== Direction ==
Using the listing below, report all lines holding the word "Капитальный".

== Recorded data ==

--- Begin ---

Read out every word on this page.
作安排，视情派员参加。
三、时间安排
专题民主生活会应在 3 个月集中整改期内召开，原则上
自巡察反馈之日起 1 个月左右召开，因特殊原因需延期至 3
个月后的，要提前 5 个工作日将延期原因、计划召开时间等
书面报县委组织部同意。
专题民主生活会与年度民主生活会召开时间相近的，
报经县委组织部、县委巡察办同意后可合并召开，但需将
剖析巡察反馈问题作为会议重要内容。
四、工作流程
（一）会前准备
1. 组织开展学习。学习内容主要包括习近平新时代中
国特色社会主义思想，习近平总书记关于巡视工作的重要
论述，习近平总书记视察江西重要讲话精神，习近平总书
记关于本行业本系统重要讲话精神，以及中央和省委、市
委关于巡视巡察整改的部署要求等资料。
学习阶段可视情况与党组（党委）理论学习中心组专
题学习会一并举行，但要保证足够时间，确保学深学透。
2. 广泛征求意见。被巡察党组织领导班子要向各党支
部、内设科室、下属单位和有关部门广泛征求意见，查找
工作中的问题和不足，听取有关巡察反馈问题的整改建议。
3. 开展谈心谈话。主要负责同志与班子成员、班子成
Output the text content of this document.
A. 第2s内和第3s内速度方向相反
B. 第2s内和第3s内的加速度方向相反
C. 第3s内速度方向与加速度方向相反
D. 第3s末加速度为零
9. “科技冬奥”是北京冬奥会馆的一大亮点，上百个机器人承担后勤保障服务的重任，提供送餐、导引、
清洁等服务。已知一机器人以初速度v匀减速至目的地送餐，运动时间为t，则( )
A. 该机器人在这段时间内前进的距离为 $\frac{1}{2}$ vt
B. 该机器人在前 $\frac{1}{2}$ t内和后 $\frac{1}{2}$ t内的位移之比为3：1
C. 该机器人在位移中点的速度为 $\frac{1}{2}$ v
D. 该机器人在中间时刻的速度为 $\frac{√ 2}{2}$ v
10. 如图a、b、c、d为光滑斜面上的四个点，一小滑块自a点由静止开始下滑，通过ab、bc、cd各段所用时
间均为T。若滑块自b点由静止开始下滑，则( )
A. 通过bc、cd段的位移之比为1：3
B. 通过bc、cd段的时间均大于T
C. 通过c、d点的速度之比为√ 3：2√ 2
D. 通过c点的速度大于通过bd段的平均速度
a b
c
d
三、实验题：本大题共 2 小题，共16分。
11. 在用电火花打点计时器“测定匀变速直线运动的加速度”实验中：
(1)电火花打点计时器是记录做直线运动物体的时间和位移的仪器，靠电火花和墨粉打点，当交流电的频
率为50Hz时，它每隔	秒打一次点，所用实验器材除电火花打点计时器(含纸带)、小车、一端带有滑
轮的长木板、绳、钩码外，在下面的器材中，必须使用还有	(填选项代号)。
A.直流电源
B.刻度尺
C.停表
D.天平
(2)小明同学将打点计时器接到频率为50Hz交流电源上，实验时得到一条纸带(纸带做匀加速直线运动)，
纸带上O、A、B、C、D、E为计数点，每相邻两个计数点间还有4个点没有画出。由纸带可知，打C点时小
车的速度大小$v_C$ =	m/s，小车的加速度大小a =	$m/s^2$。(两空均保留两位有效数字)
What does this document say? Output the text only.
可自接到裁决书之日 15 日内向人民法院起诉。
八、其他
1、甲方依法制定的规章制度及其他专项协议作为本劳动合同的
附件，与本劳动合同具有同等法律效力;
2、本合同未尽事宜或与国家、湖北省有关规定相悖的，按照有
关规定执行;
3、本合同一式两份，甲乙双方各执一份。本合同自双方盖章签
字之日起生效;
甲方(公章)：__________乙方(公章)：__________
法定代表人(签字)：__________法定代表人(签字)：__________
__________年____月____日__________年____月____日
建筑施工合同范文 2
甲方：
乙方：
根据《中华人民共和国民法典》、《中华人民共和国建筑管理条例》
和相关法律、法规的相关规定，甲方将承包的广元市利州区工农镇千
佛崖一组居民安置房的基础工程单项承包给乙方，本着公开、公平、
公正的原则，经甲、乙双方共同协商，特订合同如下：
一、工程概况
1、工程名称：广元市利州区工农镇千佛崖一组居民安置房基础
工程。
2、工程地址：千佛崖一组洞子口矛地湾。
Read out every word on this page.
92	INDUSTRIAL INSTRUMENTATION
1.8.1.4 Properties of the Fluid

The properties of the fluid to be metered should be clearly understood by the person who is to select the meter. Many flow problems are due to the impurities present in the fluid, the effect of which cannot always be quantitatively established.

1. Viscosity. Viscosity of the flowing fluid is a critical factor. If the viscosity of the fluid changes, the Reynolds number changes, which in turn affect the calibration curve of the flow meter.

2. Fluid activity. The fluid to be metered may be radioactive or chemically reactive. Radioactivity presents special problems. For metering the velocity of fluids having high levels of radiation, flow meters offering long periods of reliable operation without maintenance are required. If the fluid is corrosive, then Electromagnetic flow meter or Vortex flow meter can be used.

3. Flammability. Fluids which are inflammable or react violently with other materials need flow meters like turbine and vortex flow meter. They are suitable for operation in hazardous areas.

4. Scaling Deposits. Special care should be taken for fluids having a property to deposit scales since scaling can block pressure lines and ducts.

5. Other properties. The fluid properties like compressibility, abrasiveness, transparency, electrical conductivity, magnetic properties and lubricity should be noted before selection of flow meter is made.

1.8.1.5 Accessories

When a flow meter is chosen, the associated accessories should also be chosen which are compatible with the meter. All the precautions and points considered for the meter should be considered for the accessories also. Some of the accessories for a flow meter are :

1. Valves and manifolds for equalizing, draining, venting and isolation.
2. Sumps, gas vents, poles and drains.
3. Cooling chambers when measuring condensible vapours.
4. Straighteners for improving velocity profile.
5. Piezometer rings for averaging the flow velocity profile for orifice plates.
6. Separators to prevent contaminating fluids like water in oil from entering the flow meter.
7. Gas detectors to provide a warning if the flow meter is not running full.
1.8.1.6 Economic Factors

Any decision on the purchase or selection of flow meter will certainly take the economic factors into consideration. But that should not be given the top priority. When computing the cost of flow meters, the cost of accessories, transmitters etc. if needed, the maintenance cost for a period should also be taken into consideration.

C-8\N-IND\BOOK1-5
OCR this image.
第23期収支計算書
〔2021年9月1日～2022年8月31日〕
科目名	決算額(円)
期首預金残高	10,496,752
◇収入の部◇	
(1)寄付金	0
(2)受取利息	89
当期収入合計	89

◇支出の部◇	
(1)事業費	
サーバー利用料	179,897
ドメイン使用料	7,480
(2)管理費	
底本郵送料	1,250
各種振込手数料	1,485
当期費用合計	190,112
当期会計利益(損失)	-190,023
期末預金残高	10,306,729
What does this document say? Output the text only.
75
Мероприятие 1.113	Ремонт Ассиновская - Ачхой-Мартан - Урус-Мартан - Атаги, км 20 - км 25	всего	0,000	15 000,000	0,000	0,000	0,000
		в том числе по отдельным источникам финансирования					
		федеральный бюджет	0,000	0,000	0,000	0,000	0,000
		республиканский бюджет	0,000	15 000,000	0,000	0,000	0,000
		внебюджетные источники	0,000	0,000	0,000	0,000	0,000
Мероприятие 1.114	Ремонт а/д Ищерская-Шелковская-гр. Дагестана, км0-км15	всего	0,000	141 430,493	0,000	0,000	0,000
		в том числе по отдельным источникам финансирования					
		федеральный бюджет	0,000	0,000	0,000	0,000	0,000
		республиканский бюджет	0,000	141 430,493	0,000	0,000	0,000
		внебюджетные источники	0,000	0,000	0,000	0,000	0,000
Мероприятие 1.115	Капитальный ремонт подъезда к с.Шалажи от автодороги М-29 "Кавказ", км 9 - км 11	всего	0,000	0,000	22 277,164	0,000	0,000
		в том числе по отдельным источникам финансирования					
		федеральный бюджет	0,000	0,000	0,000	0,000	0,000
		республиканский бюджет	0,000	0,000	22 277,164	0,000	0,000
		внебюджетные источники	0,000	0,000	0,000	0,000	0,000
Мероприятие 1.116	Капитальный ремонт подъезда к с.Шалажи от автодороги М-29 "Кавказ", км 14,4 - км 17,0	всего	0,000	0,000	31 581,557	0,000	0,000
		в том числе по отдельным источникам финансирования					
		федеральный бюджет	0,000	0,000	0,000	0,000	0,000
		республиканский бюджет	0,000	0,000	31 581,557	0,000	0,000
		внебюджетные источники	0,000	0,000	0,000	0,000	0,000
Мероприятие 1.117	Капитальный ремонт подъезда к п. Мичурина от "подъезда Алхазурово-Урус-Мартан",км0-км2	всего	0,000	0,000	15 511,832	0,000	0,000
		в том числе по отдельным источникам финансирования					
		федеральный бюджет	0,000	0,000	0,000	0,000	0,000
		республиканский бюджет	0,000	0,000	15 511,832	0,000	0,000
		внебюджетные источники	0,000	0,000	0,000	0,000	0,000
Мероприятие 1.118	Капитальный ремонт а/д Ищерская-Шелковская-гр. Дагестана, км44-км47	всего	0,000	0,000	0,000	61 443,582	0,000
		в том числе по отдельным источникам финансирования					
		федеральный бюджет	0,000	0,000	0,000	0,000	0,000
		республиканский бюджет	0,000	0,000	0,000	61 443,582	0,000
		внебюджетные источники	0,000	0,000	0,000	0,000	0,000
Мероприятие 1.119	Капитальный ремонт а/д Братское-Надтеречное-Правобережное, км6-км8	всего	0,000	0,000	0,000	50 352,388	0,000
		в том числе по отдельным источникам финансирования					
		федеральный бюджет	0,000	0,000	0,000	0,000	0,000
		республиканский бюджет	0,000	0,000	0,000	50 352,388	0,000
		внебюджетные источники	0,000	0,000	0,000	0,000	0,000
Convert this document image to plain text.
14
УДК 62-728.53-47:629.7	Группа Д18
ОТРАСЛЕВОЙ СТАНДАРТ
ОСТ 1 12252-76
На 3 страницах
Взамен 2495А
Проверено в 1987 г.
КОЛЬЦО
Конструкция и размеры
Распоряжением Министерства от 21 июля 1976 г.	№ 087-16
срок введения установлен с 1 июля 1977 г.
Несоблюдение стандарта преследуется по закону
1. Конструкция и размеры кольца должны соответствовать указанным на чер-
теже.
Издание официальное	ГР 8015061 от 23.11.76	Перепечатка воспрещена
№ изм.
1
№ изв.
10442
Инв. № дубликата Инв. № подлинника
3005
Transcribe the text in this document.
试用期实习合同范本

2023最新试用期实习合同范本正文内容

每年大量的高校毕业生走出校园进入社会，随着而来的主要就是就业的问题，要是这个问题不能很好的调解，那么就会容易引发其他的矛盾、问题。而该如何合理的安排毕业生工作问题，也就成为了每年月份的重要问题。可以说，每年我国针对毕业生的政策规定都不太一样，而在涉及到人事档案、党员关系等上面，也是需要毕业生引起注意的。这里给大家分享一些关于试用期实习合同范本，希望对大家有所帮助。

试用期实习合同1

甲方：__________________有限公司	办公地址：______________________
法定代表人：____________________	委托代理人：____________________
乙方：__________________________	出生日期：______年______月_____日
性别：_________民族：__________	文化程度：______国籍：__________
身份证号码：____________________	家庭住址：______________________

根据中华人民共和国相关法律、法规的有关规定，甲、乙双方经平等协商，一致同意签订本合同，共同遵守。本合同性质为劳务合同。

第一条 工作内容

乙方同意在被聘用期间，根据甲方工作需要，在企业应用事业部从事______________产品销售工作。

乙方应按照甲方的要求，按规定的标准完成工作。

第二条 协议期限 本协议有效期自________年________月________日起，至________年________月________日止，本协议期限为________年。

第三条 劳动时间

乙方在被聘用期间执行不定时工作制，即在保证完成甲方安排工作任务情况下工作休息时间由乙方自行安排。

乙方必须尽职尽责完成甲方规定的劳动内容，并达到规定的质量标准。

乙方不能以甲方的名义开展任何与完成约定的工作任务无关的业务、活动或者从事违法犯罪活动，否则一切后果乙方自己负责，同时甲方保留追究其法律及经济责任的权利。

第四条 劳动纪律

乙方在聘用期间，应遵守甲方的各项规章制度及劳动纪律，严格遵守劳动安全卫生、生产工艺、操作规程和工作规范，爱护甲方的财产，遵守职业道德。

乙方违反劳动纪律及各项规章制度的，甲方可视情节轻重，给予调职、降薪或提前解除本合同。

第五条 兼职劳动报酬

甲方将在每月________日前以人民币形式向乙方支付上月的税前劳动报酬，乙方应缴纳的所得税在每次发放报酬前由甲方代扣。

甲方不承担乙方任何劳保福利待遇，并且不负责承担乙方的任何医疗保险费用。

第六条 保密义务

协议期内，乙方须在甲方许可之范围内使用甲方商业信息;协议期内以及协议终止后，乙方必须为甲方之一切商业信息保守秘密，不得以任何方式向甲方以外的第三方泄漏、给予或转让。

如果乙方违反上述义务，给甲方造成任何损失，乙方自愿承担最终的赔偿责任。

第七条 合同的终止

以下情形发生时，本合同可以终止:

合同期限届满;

--- End ---

== Problem solution ==
Мероприятие 1.115	Капитальный ремонт подъезда к с.Шалажи от автодороги М-29 "Кавказ", км 9 - км 11	всего	0,000	0,000	22 277,164	0,000	0,000
Мероприятие 1.116	Капитальный ремонт подъезда к с.Шалажи от автодороги М-29 "Кавказ", км 14,4 - км 17,0	всего	0,000	0,000	31 581,557	0,000	0,000
Мероприятие 1.117	Капитальный ремонт подъезда к п. Мичурина от "подъезда Алхазурово-Урус-Мартан",км0-км2	всего	0,000	0,000	15 511,832	0,000	0,000
Мероприятие 1.118	Капитальный ремонт а/д Ищерская-Шелковская-гр. Дагестана, км44-км47	всего	0,000	0,000	0,000	61 443,582	0,000
Мероприятие 1.119	Капитальный ремонт а/д Братское-Надтеречное-Правобережное, км6-км8	всего	0,000	0,000	0,000	50 352,388	0,000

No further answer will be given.